PROMPT: Which lines below hold the word "Керес"? Copy all of them.

ROWS:
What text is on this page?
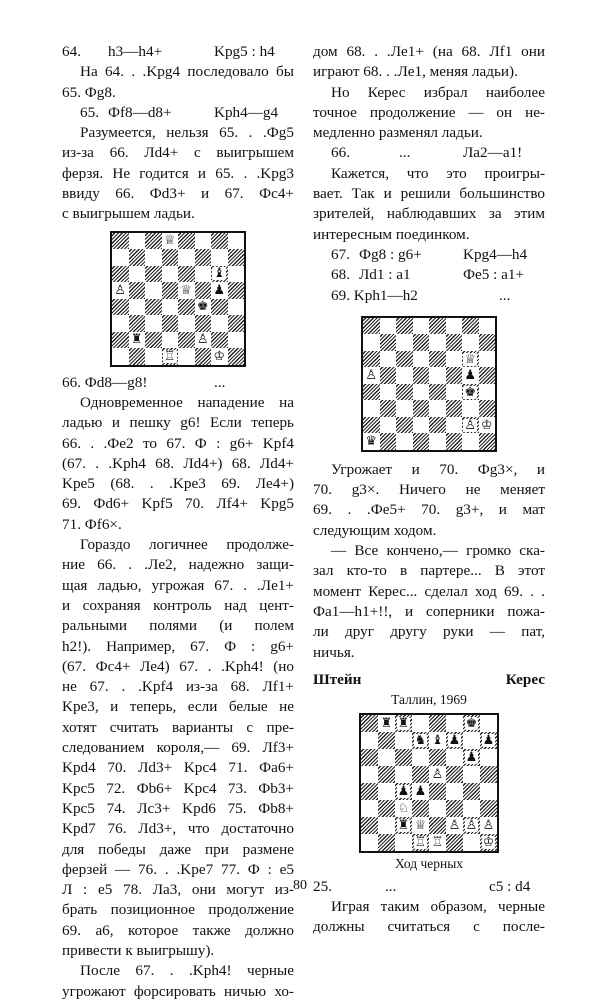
64. h3—h4+	Kpg5 : h4
На 64. . .Kpg4 последовало бы
65. Фg8.
65. Фf8—d8+	Kph4—g4
Разумеется, нельзя 65. . .Фg5
из-за 66. Лd4+ с выигрышем
ферзя. Не годится и 65. . .Kpg3
ввиду 66. Фd3+ и 67. Фc4+
с выигрышем ладьи.
♕
♝
♙	♕ ♟
♚
♜	♙
♖	♔
66. Фd8—g8!	...
Одновременное нападение на
ладью и пешку g6! Если теперь
66. . .Фe2 то 67. Ф : g6+ Kpf4
(67. . .Kph4 68. Лd4+) 68. Лd4+
Kpe5 (68. . .Kpe3 69. Лe4+)
69. Фd6+ Kpf5 70. Лf4+ Kpg5
71. Фf6×.
Гораздо логичнее продолже-
ние 66. . .Лe2, надежно защи-
щая ладью, угрожая 67. . .Лe1+
и сохраняя контроль над цент-
ральными полями (и полем
h2!). Например, 67. Ф : g6+
(67. Фc4+ Лe4) 67. . .Kph4! (но
не 67. . .Kpf4 из-за 68. Лf1+
Kpe3, и теперь, если белые не
хотят считать варианты с пре-
следованием короля,— 69. Лf3+
Kpd4 70. Лd3+ Kpc4 71. Фa6+
Kpc5 72. Фb6+ Kpc4 73. Фb3+
Kpc5 74. Лc3+ Kpd6 75. Фb8+
Kpd7 76. Лd3+, что достаточно
для победы даже при размене
ферзей — 76. . .Kpe7 77. Ф : e5
Л : e5 78. Лa3, они могут из-
брать позиционное продолжение
69. a6, которое также должно
привести к выигрышу).
После 67. . .Kph4! черные
угрожают форсировать ничью хо-
дом 68. . .Лe1+ (на 68. Лf1 они
играют 68. . .Лe1, меняя ладьи).
Но Керес избрал наиболее
точное продолжение — он не-
медленно разменял ладьи.
66.	...	Лa2—a1!
Кажется, что это проигры-
вает. Так и решили большинство
зрителей, наблюдавших за этим
интересным поединком.
67. Фg8 : g6+	Kpg4—h4
68. Лd1 : a1	Фe5 : a1+
69. Kph1—h2	...
♕
♙	♟
♚
♙ ♔
♛
Угрожает и 70. Фg3×, и
70. g3×. Ничего не меняет
69. . .Фe5+ 70. g3+, и мат
следующим ходом.
— Все кончено,— громко ска-
зал кто-то в партере... В этот
момент Керес... сделал ход 69. . .
Фa1—h1+!!, и соперники пожа-
ли друг другу руки — пат,
ничья.
Штейн	Керес
Таллин, 1969
♜ ♜	♚
♞ ♝ ♟ ♟
♟
♙
♟ ♟
♘
♜ ♕ ♙ ♙ ♙
♖ ♖	♔
Ход черных
25.	...	c5 : d4
Играя таким образом, черные
должны считаться с после-
80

EXERCISE RESPONSE:
Но Керес избрал наиболее
момент Керес... сделал ход 69. . .
Штейн	Керес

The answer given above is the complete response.